(Saved data entries)
________________

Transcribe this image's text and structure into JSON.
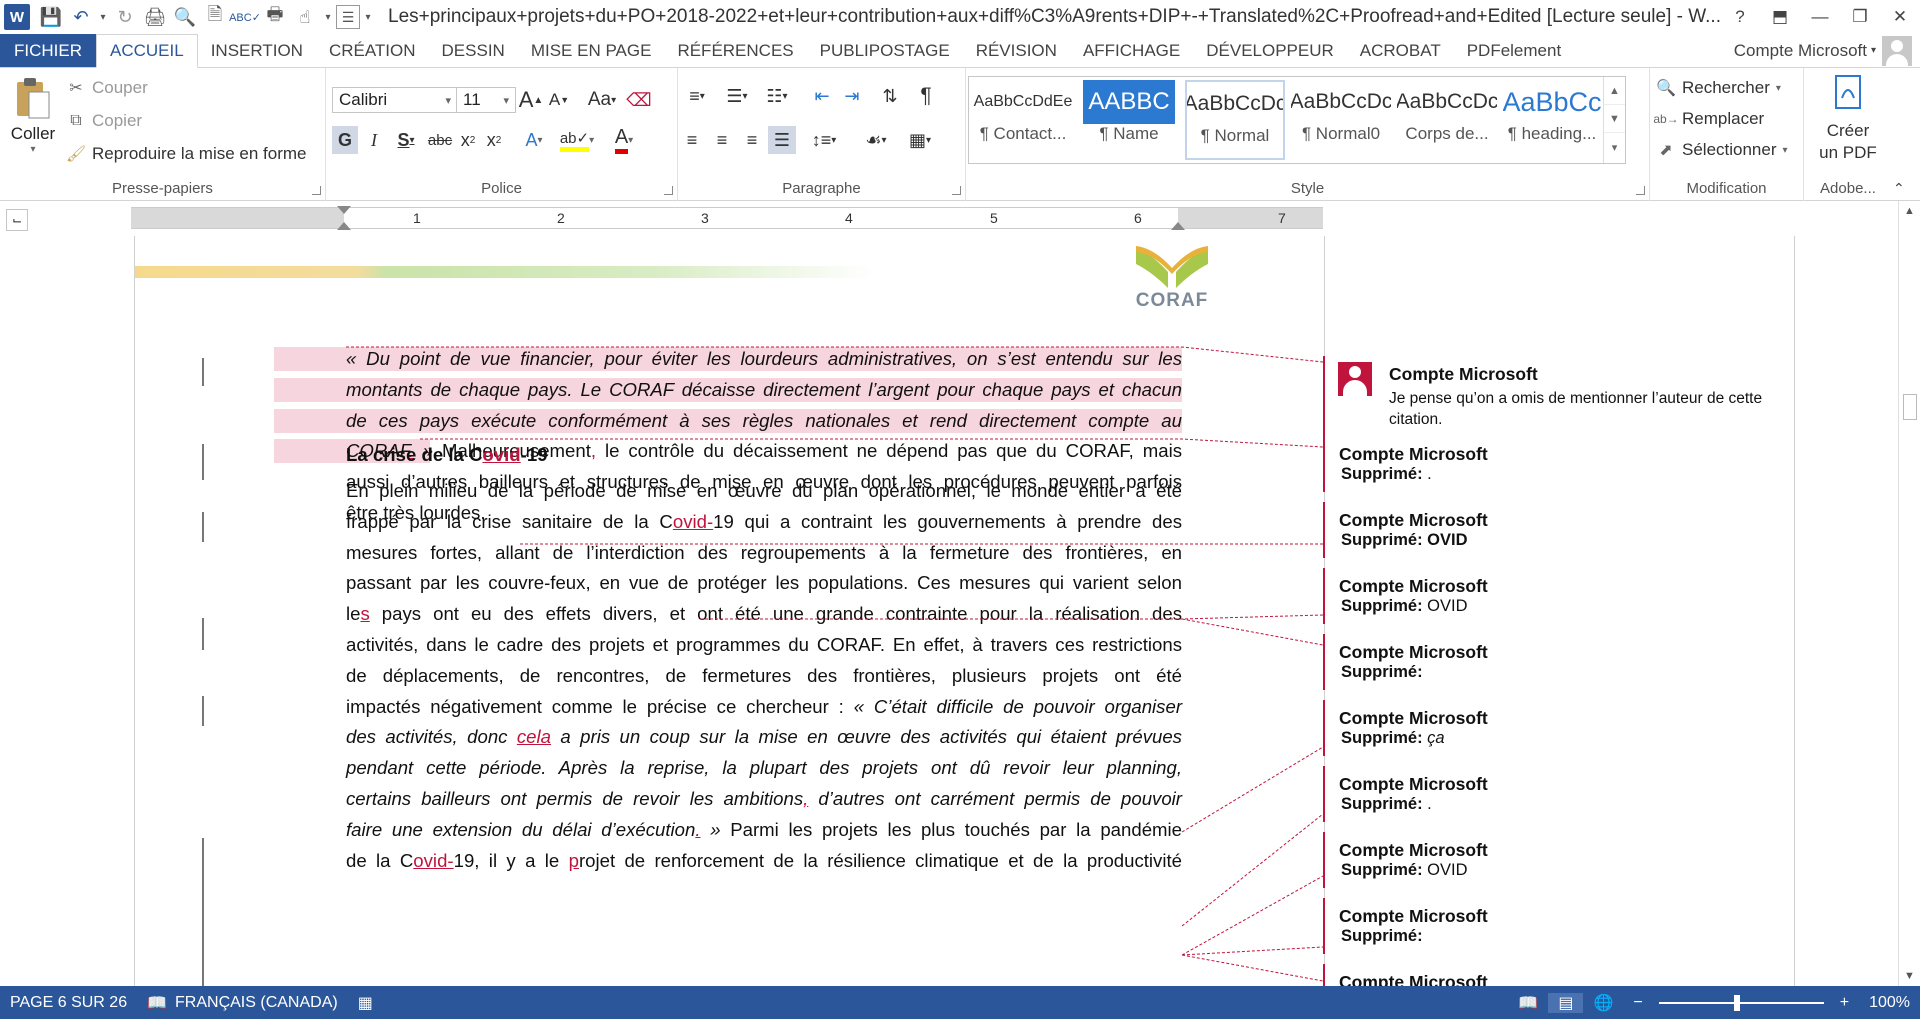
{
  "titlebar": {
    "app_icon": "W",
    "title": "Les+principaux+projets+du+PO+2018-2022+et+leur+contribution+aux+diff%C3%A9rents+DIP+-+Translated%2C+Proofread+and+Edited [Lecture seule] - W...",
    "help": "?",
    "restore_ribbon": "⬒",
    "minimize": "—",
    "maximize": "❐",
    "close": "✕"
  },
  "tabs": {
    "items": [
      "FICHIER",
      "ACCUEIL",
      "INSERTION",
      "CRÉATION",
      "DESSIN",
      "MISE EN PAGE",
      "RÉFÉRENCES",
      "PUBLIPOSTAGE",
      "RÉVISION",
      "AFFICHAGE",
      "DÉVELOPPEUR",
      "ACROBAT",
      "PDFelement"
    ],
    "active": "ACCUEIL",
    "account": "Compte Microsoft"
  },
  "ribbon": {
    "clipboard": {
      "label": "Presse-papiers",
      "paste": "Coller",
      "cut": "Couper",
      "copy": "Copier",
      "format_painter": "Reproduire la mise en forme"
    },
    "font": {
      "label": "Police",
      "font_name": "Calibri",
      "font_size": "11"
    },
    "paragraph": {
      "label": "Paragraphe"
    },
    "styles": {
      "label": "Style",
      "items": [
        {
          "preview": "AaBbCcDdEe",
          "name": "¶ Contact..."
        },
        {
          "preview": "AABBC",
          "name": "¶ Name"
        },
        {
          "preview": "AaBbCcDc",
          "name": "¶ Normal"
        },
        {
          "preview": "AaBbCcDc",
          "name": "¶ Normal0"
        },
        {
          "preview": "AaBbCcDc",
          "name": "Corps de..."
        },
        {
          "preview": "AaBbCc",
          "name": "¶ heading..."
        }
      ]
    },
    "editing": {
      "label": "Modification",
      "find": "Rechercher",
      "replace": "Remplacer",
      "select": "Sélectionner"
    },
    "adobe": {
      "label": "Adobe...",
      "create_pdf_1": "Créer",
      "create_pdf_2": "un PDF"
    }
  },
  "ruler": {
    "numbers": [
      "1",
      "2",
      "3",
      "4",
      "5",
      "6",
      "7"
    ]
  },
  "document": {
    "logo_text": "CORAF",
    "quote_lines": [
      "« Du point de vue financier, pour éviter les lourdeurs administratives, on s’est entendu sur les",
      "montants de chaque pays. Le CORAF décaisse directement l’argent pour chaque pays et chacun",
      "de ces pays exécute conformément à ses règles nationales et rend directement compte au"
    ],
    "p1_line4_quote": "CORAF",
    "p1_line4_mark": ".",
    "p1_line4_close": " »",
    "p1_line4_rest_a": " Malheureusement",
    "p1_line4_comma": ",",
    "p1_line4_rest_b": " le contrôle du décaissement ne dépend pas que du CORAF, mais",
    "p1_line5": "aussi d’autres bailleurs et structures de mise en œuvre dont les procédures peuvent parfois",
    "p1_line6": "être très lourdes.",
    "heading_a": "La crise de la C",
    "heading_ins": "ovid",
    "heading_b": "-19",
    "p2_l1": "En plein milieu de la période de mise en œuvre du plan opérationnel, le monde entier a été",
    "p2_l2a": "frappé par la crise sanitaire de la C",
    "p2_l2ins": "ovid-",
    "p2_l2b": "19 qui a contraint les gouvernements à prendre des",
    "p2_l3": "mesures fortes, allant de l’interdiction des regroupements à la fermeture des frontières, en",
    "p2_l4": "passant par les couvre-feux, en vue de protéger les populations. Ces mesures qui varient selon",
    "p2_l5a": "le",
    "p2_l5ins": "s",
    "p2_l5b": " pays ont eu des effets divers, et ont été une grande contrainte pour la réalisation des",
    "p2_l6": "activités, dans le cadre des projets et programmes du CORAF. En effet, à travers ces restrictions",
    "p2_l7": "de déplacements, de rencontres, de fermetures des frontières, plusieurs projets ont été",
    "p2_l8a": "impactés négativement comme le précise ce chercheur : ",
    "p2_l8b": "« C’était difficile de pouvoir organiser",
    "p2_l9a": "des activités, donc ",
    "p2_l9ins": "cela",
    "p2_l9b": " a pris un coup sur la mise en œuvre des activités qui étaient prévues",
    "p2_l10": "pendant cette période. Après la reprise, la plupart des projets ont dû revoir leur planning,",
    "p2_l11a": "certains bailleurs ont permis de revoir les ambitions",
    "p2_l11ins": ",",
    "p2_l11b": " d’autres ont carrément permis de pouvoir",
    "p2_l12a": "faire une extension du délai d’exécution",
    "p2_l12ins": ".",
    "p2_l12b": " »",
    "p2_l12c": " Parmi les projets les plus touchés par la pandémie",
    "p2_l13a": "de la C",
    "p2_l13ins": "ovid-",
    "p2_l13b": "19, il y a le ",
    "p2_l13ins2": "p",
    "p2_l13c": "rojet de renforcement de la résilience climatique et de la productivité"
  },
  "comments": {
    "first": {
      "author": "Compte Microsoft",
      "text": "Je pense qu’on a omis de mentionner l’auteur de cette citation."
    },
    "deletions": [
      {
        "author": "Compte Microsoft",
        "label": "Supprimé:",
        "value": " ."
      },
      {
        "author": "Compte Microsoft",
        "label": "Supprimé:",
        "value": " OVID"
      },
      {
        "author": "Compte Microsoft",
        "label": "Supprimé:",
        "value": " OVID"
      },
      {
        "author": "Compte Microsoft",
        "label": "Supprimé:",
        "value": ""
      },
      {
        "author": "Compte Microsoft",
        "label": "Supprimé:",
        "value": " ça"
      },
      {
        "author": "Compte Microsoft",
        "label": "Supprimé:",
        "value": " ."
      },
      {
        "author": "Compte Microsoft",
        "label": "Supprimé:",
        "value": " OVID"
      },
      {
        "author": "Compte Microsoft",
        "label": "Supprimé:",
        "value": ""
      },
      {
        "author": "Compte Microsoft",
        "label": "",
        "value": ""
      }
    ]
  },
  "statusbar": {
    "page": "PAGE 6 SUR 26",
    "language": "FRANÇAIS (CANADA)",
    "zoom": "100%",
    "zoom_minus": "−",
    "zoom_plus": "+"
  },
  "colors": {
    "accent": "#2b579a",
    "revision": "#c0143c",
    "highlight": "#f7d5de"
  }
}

________________

▶ **PROBLEM TO WORK ON**
Without the pictures, restate all of the entries above verbatim.

▶ **COMPLETED EXERCISE**
Transcribe this image's text and structure into JSON.
{
  "titlebar": {
    "app_icon": "W",
    "title": "Les+principaux+projets+du+PO+2018-2022+et+leur+contribution+aux+diff%C3%A9rents+DIP+-+Translated%2C+Proofread+and+Edited [Lecture seule] - W...",
    "help": "?",
    "restore_ribbon": "⬒",
    "minimize": "—",
    "maximize": "❐",
    "close": "✕"
  },
  "tabs": {
    "items": [
      "FICHIER",
      "ACCUEIL",
      "INSERTION",
      "CRÉATION",
      "DESSIN",
      "MISE EN PAGE",
      "RÉFÉRENCES",
      "PUBLIPOSTAGE",
      "RÉVISION",
      "AFFICHAGE",
      "DÉVELOPPEUR",
      "ACROBAT",
      "PDFelement"
    ],
    "active": "ACCUEIL",
    "account": "Compte Microsoft"
  },
  "ribbon": {
    "clipboard": {
      "label": "Presse-papiers",
      "paste": "Coller",
      "cut": "Couper",
      "copy": "Copier",
      "format_painter": "Reproduire la mise en forme"
    },
    "font": {
      "label": "Police",
      "font_name": "Calibri",
      "font_size": "11"
    },
    "paragraph": {
      "label": "Paragraphe"
    },
    "styles": {
      "label": "Style",
      "items": [
        {
          "preview": "AaBbCcDdEe",
          "name": "¶ Contact..."
        },
        {
          "preview": "AABBC",
          "name": "¶ Name"
        },
        {
          "preview": "AaBbCcDc",
          "name": "¶ Normal"
        },
        {
          "preview": "AaBbCcDc",
          "name": "¶ Normal0"
        },
        {
          "preview": "AaBbCcDc",
          "name": "Corps de..."
        },
        {
          "preview": "AaBbCc",
          "name": "¶ heading..."
        }
      ]
    },
    "editing": {
      "label": "Modification",
      "find": "Rechercher",
      "replace": "Remplacer",
      "select": "Sélectionner"
    },
    "adobe": {
      "label": "Adobe...",
      "create_pdf_1": "Créer",
      "create_pdf_2": "un PDF"
    }
  },
  "ruler": {
    "numbers": [
      "1",
      "2",
      "3",
      "4",
      "5",
      "6",
      "7"
    ]
  },
  "document": {
    "logo_text": "CORAF",
    "quote_lines": [
      "« Du point de vue financier, pour éviter les lourdeurs administratives, on s’est entendu sur les",
      "montants de chaque pays. Le CORAF décaisse directement l’argent pour chaque pays et chacun",
      "de ces pays exécute conformément à ses règles nationales et rend directement compte au"
    ],
    "p1_line4_quote": "CORAF",
    "p1_line4_mark": ".",
    "p1_line4_close": " »",
    "p1_line4_rest_a": " Malheureusement",
    "p1_line4_comma": ",",
    "p1_line4_rest_b": " le contrôle du décaissement ne dépend pas que du CORAF, mais",
    "p1_line5": "aussi d’autres bailleurs et structures de mise en œuvre dont les procédures peuvent parfois",
    "p1_line6": "être très lourdes.",
    "heading_a": "La crise de la C",
    "heading_ins": "ovid",
    "heading_b": "-19",
    "p2_l1": "En plein milieu de la période de mise en œuvre du plan opérationnel, le monde entier a été",
    "p2_l2a": "frappé par la crise sanitaire de la C",
    "p2_l2ins": "ovid-",
    "p2_l2b": "19 qui a contraint les gouvernements à prendre des",
    "p2_l3": "mesures fortes, allant de l’interdiction des regroupements à la fermeture des frontières, en",
    "p2_l4": "passant par les couvre-feux, en vue de protéger les populations. Ces mesures qui varient selon",
    "p2_l5a": "le",
    "p2_l5ins": "s",
    "p2_l5b": " pays ont eu des effets divers, et ont été une grande contrainte pour la réalisation des",
    "p2_l6": "activités, dans le cadre des projets et programmes du CORAF. En effet, à travers ces restrictions",
    "p2_l7": "de déplacements, de rencontres, de fermetures des frontières, plusieurs projets ont été",
    "p2_l8a": "impactés négativement comme le précise ce chercheur : ",
    "p2_l8b": "« C’était difficile de pouvoir organiser",
    "p2_l9a": "des activités, donc ",
    "p2_l9ins": "cela",
    "p2_l9b": " a pris un coup sur la mise en œuvre des activités qui étaient prévues",
    "p2_l10": "pendant cette période. Après la reprise, la plupart des projets ont dû revoir leur planning,",
    "p2_l11a": "certains bailleurs ont permis de revoir les ambitions",
    "p2_l11ins": ",",
    "p2_l11b": " d’autres ont carrément permis de pouvoir",
    "p2_l12a": "faire une extension du délai d’exécution",
    "p2_l12ins": ".",
    "p2_l12b": " »",
    "p2_l12c": " Parmi les projets les plus touchés par la pandémie",
    "p2_l13a": "de la C",
    "p2_l13ins": "ovid-",
    "p2_l13b": "19, il y a le ",
    "p2_l13ins2": "p",
    "p2_l13c": "rojet de renforcement de la résilience climatique et de la productivité"
  },
  "comments": {
    "first": {
      "author": "Compte Microsoft",
      "text": "Je pense qu’on a omis de mentionner l’auteur de cette citation."
    },
    "deletions": [
      {
        "author": "Compte Microsoft",
        "label": "Supprimé:",
        "value": " ."
      },
      {
        "author": "Compte Microsoft",
        "label": "Supprimé:",
        "value": " OVID"
      },
      {
        "author": "Compte Microsoft",
        "label": "Supprimé:",
        "value": " OVID"
      },
      {
        "author": "Compte Microsoft",
        "label": "Supprimé:",
        "value": ""
      },
      {
        "author": "Compte Microsoft",
        "label": "Supprimé:",
        "value": " ça"
      },
      {
        "author": "Compte Microsoft",
        "label": "Supprimé:",
        "value": " ."
      },
      {
        "author": "Compte Microsoft",
        "label": "Supprimé:",
        "value": " OVID"
      },
      {
        "author": "Compte Microsoft",
        "label": "Supprimé:",
        "value": ""
      },
      {
        "author": "Compte Microsoft",
        "label": "",
        "value": ""
      }
    ]
  },
  "statusbar": {
    "page": "PAGE 6 SUR 26",
    "language": "FRANÇAIS (CANADA)",
    "zoom": "100%",
    "zoom_minus": "−",
    "zoom_plus": "+"
  },
  "colors": {
    "accent": "#2b579a",
    "revision": "#c0143c",
    "highlight": "#f7d5de"
  }
}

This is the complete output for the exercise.